(Stored entries)
= = = =

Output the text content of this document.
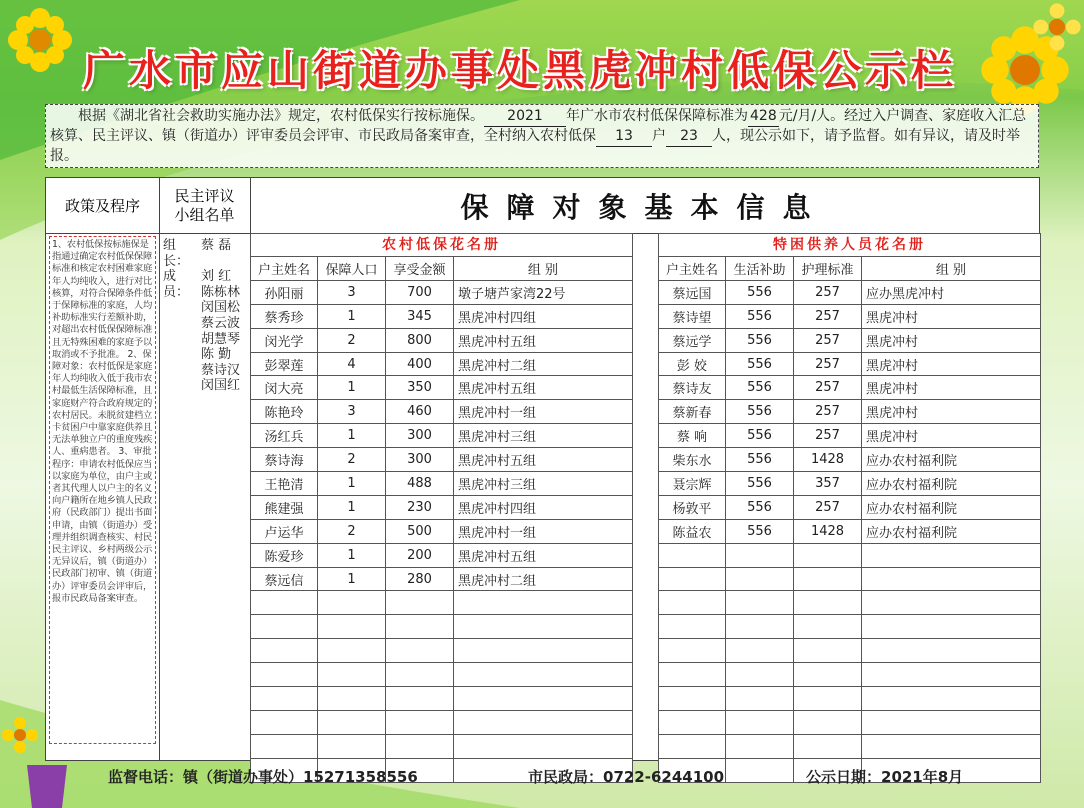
广水市应山街道办事处黑虎冲村低保公示栏
根据《湖北省社会救助实施办法》规定，农村低保实行按标施保。 2021 年广水市农村低保保障标准为 428 元/月/人。经过入户调查、家庭收入汇总核算、民主评议、镇（街道办）评审委员会评审、市民政局备案审查，全村纳入农村低保 13 户 23 人，现公示如下，请予监督。如有异议，请及时举报。
政策及程序
1、农村低保按标施保是指通过确定农村低保保障标准和核定农村困难家庭年人均纯收入，进行对比核算，对符合保障条件低于保障标准的家庭，人均补助标准实行差额补助，对超出农村低保保障标准且无特殊困难的家庭予以取消或不予批准。 2、保障对象：农村低保是家庭年人均纯收入低于我市农村最低生活保障标准，且家庭财产符合政府规定的农村居民。未脱贫建档立卡贫困户中靠家庭供养且无法单独立户的重度残疾人、重病患者。 3、审批程序：申请农村低保应当以家庭为单位，由户主或者其代理人以户主的名义向户籍所在地乡镇人民政府（民政部门）提出书面申请，由镇（街道办）受理并组织调查核实、村民民主评议、乡村两级公示无异议后，镇（街道办）民政部门初审、镇（街道办）评审委员会评审后，报市民政局备案审查。
民主评议
小组名单
组长：
蔡 磊
成员：
刘 红
陈栋林
闵国松
蔡云波
胡慧琴
陈 勤
蔡诗汉
闵国红
保障对象基本信息
农村低保花名册
户主姓名	保障人口	享受金额	组 别
孙阳丽	3	700	墩子塘芦家湾22号
蔡秀珍	1	345	黑虎冲村四组
闵光学	2	800	黑虎冲村五组
彭翠莲	4	400	黑虎冲村二组
闵大亮	1	350	黑虎冲村五组
陈艳玲	3	460	黑虎冲村一组
汤红兵	1	300	黑虎冲村三组
蔡诗海	2	300	黑虎冲村五组
王艳清	1	488	黑虎冲村三组
熊建强	1	230	黑虎冲村四组
卢运华	2	500	黑虎冲村一组
陈爱珍	1	200	黑虎冲村五组
蔡远信	1	280	黑虎冲村二组

特困供养人员花名册
户主姓名	生活补助	护理标准	组 别
蔡远国	556	257	应办黑虎冲村
蔡诗望	556	257	黑虎冲村
蔡远学	556	257	黑虎冲村
彭 姣	556	257	黑虎冲村
蔡诗友	556	257	黑虎冲村
蔡新春	556	257	黑虎冲村
蔡 响	556	257	黑虎冲村
柴东水	556	1428	应办农村福利院
聂宗辉	556	357	应办农村福利院
杨敦平	556	257	应办农村福利院
陈益农	556	1428	应办农村福利院

监督电话：镇（街道办事处）15271358556	市民政局：0722-6244100	公示日期：2021年8月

= = = =

_WHAT TO PRODUCE_: The records above must be printed exactly; the pictures stay out.

_ANSWER TO THE PROBLEM_:
Output the text content of this document.
广水市应山街道办事处黑虎冲村低保公示栏
根据《湖北省社会救助实施办法》规定，农村低保实行按标施保。 2021 年广水市农村低保保障标准为 428 元/月/人。经过入户调查、家庭收入汇总核算、民主评议、镇（街道办）评审委员会评审、市民政局备案审查，全村纳入农村低保 13 户 23 人，现公示如下，请予监督。如有异议，请及时举报。
政策及程序
1、农村低保按标施保是指通过确定农村低保保障标准和核定农村困难家庭年人均纯收入，进行对比核算，对符合保障条件低于保障标准的家庭，人均补助标准实行差额补助，对超出农村低保保障标准且无特殊困难的家庭予以取消或不予批准。 2、保障对象：农村低保是家庭年人均纯收入低于我市农村最低生活保障标准，且家庭财产符合政府规定的农村居民。未脱贫建档立卡贫困户中靠家庭供养且无法单独立户的重度残疾人、重病患者。 3、审批程序：申请农村低保应当以家庭为单位，由户主或者其代理人以户主的名义向户籍所在地乡镇人民政府（民政部门）提出书面申请，由镇（街道办）受理并组织调查核实、村民民主评议、乡村两级公示无异议后，镇（街道办）民政部门初审、镇（街道办）评审委员会评审后，报市民政局备案审查。
民主评议
小组名单
组长：
蔡 磊
成员：
刘 红
陈栋林
闵国松
蔡云波
胡慧琴
陈 勤
蔡诗汉
闵国红
保障对象基本信息
农村低保花名册
户主姓名	保障人口	享受金额	组 别
孙阳丽	3	700	墩子塘芦家湾22号
蔡秀珍	1	345	黑虎冲村四组
闵光学	2	800	黑虎冲村五组
彭翠莲	4	400	黑虎冲村二组
闵大亮	1	350	黑虎冲村五组
陈艳玲	3	460	黑虎冲村一组
汤红兵	1	300	黑虎冲村三组
蔡诗海	2	300	黑虎冲村五组
王艳清	1	488	黑虎冲村三组
熊建强	1	230	黑虎冲村四组
卢运华	2	500	黑虎冲村一组
陈爱珍	1	200	黑虎冲村五组
蔡远信	1	280	黑虎冲村二组

特困供养人员花名册
户主姓名	生活补助	护理标准	组 别
蔡远国	556	257	应办黑虎冲村
蔡诗望	556	257	黑虎冲村
蔡远学	556	257	黑虎冲村
彭 姣	556	257	黑虎冲村
蔡诗友	556	257	黑虎冲村
蔡新春	556	257	黑虎冲村
蔡 响	556	257	黑虎冲村
柴东水	556	1428	应办农村福利院
聂宗辉	556	357	应办农村福利院
杨敦平	556	257	应办农村福利院
陈益农	556	1428	应办农村福利院

监督电话：镇（街道办事处）15271358556	市民政局：0722-6244100	公示日期：2021年8月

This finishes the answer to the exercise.